#### Requirement
Count lines with "variant" in them. Report only the total.

#### Records supplied
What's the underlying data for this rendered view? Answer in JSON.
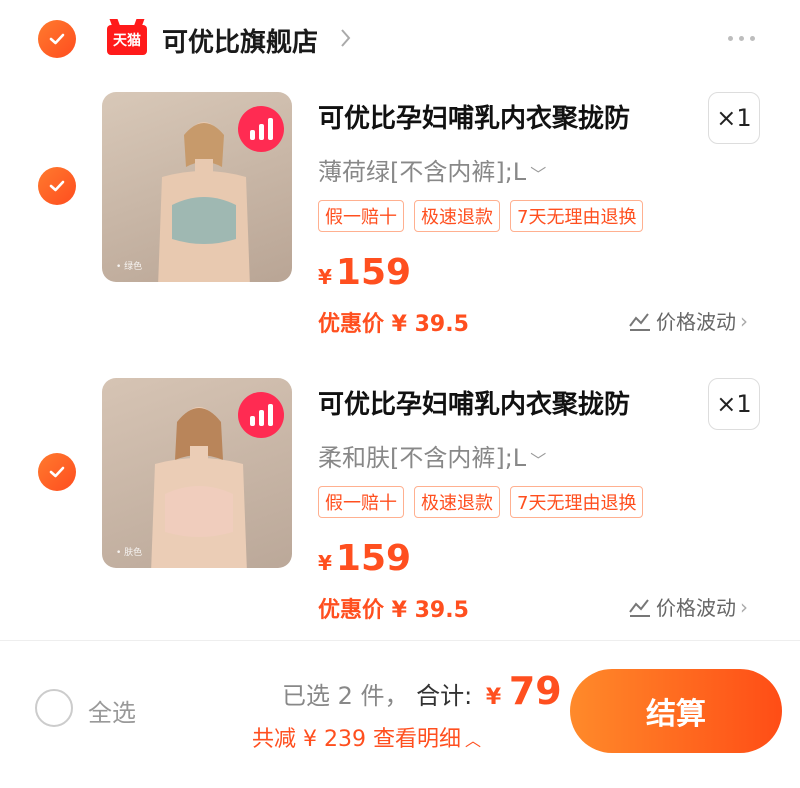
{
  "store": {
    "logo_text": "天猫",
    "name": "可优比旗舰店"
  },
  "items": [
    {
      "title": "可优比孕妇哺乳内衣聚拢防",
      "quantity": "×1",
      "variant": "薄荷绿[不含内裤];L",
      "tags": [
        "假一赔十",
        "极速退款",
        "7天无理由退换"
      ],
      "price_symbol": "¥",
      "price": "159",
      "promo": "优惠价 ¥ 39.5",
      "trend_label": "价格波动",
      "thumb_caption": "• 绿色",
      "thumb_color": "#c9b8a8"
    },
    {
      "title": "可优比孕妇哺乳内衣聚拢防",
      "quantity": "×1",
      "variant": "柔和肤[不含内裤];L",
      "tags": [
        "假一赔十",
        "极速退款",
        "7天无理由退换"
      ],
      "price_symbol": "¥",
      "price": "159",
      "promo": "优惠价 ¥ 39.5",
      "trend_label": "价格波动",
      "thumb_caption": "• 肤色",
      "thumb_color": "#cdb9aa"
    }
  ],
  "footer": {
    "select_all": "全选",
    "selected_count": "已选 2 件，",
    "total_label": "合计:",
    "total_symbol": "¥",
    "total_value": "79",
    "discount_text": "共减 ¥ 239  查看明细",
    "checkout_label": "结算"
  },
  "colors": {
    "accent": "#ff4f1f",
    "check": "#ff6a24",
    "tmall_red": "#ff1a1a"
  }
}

==

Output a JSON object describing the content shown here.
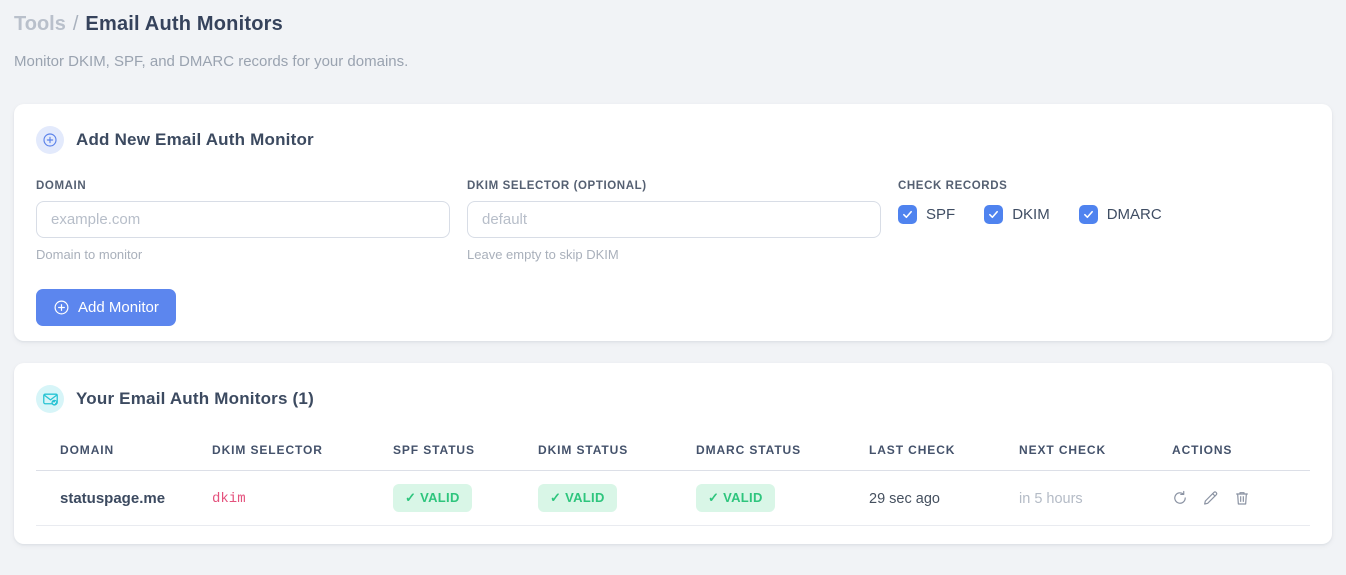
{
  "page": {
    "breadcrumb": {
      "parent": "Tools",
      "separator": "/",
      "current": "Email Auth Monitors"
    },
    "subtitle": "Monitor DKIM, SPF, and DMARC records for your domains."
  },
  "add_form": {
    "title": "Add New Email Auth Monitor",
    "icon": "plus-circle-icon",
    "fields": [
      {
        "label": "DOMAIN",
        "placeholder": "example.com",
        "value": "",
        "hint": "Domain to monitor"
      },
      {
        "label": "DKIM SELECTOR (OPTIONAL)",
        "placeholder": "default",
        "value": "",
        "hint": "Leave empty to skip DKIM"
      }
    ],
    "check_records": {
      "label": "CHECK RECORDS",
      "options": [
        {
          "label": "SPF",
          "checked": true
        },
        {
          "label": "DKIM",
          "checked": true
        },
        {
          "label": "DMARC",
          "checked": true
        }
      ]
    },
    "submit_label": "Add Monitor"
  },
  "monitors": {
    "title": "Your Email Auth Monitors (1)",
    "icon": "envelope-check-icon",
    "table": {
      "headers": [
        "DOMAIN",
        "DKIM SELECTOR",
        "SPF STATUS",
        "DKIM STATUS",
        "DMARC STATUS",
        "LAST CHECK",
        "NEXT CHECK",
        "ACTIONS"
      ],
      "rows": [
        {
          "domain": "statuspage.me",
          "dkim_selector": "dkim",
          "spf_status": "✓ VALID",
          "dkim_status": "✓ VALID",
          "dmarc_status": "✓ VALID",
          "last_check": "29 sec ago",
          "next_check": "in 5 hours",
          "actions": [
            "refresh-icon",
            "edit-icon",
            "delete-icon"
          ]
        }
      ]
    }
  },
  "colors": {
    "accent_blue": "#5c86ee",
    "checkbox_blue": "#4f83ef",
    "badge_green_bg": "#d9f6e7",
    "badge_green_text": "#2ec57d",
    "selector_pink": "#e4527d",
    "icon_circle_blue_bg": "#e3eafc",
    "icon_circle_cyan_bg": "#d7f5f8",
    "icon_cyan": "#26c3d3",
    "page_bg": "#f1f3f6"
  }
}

#### Reply to the exercise
2